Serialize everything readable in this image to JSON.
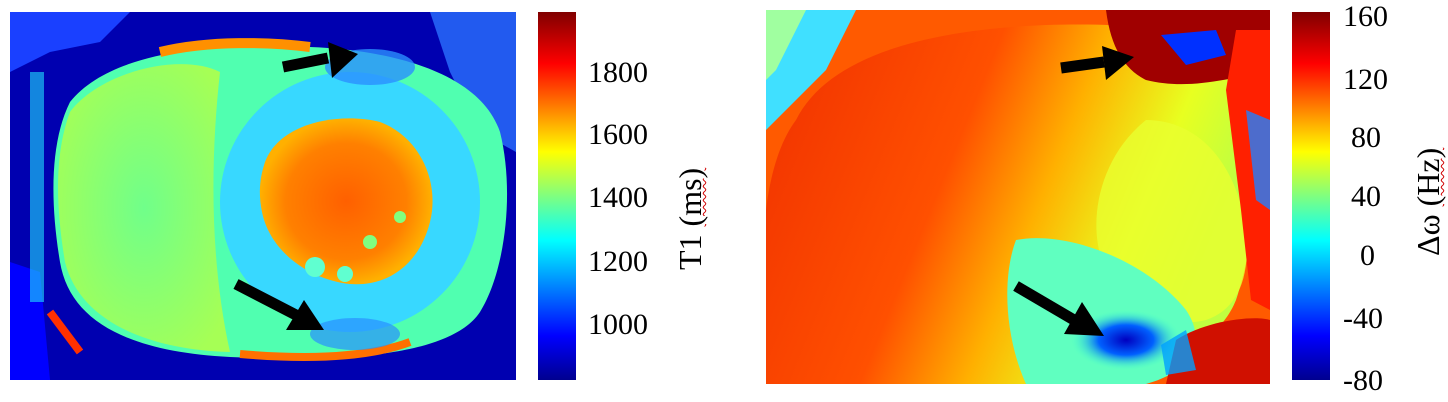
{
  "left_panel": {
    "colorbar": {
      "label_main": "T1 ",
      "label_unit": "(ms)",
      "ticks": [
        "1800",
        "1600",
        "1400",
        "1200",
        "1000"
      ],
      "colormap": "jet"
    },
    "arrows": [
      "arrow-upper",
      "arrow-lower"
    ]
  },
  "right_panel": {
    "colorbar": {
      "label_main": "Δω ",
      "label_unit": "(Hz)",
      "ticks": [
        "160",
        "120",
        "80",
        "40",
        "0",
        "-40",
        "-80"
      ],
      "colormap": "jet"
    },
    "arrows": [
      "arrow-upper",
      "arrow-lower"
    ]
  },
  "colors": {
    "jet_dark_blue": "#00008f",
    "jet_blue": "#0000ff",
    "jet_cyan": "#00ffff",
    "jet_yellow": "#ffff00",
    "jet_red": "#ff0000",
    "jet_dark_red": "#800000",
    "arrow": "#000000"
  }
}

__Written task__
Without the pictures, write out the whole listing above exactly as it appears.

__Finished task__
Serialize everything readable in this image to JSON.
{
  "left_panel": {
    "colorbar": {
      "label_main": "T1 ",
      "label_unit": "(ms)",
      "ticks": [
        "1800",
        "1600",
        "1400",
        "1200",
        "1000"
      ],
      "colormap": "jet"
    },
    "arrows": [
      "arrow-upper",
      "arrow-lower"
    ]
  },
  "right_panel": {
    "colorbar": {
      "label_main": "Δω ",
      "label_unit": "(Hz)",
      "ticks": [
        "160",
        "120",
        "80",
        "40",
        "0",
        "-40",
        "-80"
      ],
      "colormap": "jet"
    },
    "arrows": [
      "arrow-upper",
      "arrow-lower"
    ]
  },
  "colors": {
    "jet_dark_blue": "#00008f",
    "jet_blue": "#0000ff",
    "jet_cyan": "#00ffff",
    "jet_yellow": "#ffff00",
    "jet_red": "#ff0000",
    "jet_dark_red": "#800000",
    "arrow": "#000000"
  }
}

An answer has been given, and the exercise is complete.